__DATA PROVIDED__

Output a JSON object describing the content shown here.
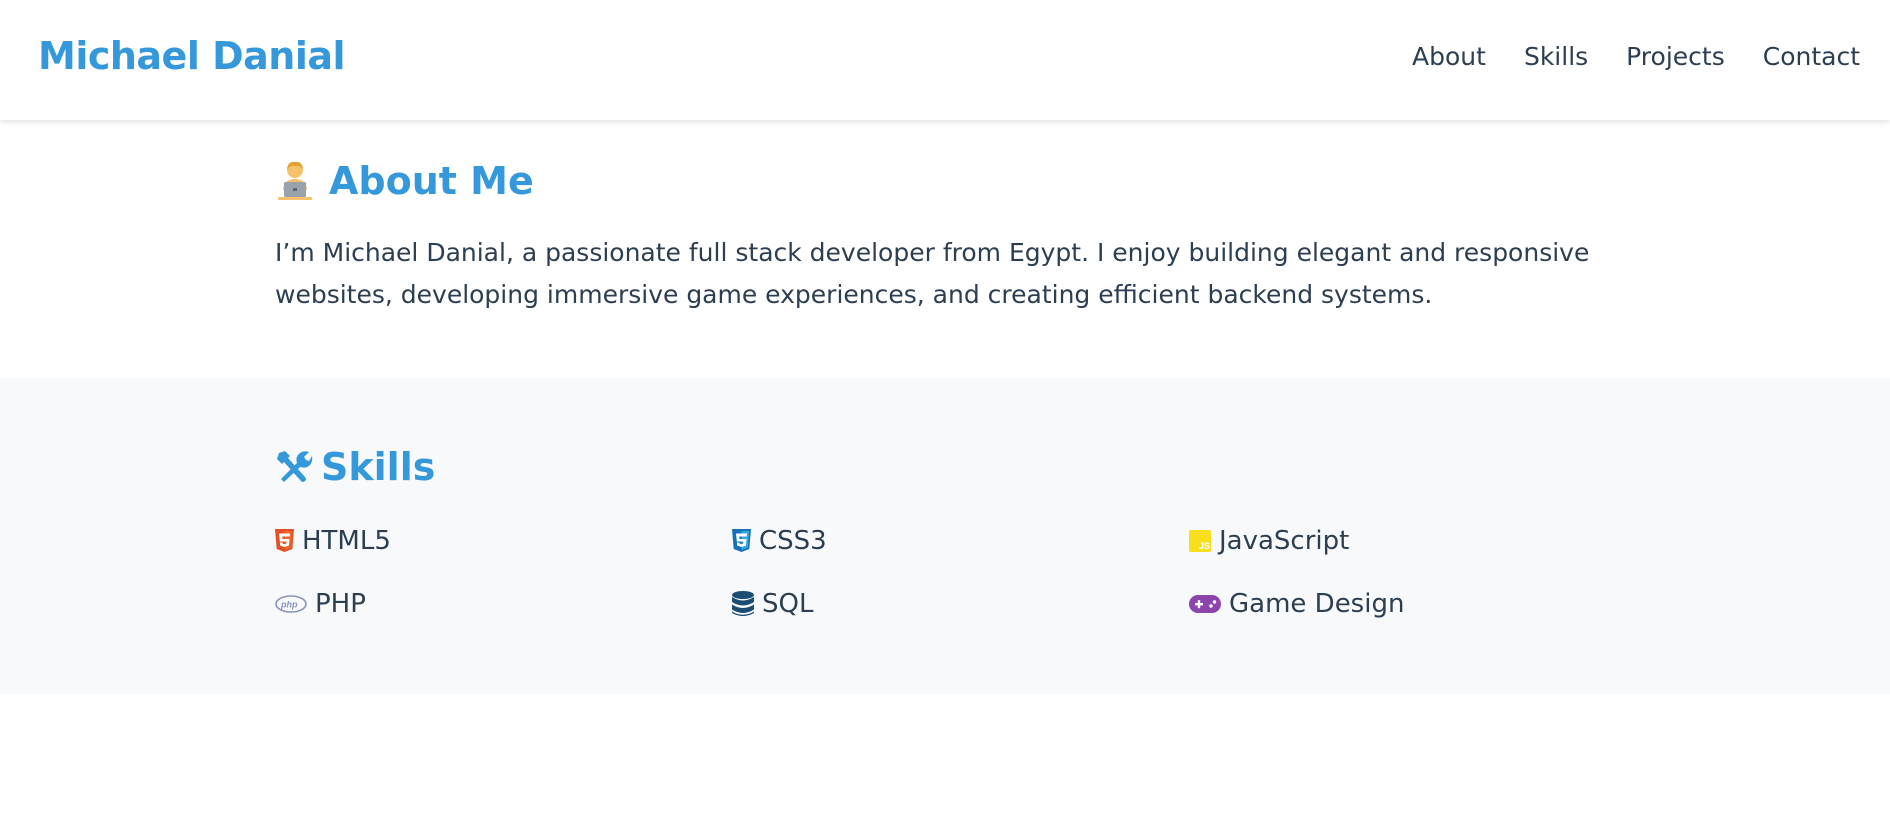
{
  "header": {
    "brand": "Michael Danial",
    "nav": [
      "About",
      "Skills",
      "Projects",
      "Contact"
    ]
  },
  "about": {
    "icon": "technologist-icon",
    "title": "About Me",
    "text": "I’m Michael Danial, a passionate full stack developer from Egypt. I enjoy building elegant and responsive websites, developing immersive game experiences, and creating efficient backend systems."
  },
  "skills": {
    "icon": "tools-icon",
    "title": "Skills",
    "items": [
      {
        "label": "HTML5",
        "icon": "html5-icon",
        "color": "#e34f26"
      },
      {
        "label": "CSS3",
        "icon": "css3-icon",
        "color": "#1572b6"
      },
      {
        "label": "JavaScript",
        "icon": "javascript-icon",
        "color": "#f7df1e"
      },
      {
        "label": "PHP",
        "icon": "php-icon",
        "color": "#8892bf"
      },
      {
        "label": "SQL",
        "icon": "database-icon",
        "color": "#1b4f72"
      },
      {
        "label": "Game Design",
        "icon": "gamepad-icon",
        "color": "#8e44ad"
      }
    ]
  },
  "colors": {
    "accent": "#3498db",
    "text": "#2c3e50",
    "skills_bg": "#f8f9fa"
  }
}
---
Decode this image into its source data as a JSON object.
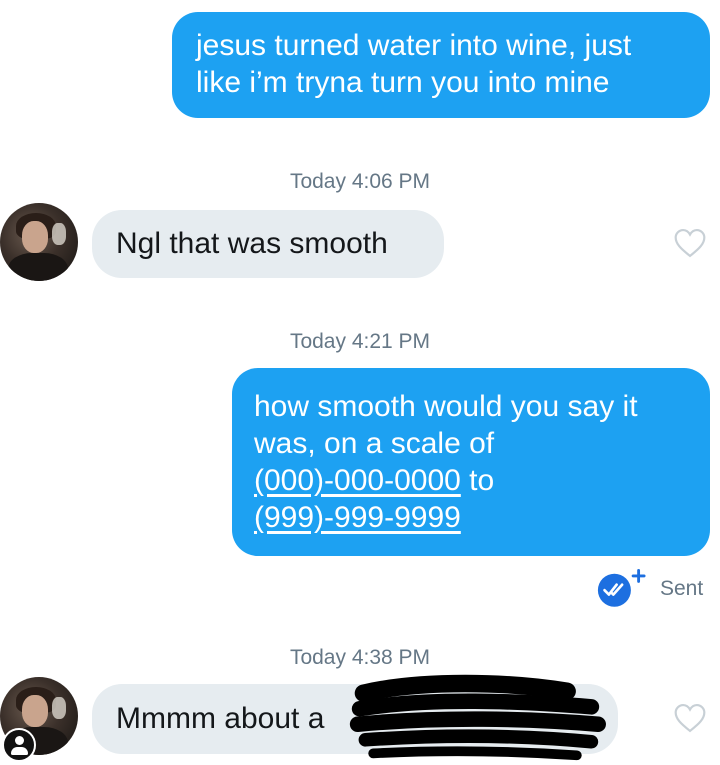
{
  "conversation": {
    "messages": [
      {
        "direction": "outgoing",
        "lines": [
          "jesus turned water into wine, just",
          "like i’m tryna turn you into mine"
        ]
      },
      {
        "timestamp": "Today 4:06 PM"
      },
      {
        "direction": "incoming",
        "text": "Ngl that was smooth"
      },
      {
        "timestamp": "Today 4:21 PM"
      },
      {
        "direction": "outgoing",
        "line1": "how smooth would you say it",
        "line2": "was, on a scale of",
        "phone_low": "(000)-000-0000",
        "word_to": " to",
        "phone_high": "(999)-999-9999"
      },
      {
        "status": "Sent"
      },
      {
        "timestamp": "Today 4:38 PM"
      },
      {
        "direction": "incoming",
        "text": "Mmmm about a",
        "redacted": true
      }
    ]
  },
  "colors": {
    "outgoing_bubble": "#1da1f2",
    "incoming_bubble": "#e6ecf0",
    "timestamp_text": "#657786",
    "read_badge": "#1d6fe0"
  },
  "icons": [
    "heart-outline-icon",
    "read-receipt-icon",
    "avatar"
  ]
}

__GOAL__
How many lines in these entries hold the string "Michael"? Answer with the number alone.

__PROBLEM SOLUTION__
2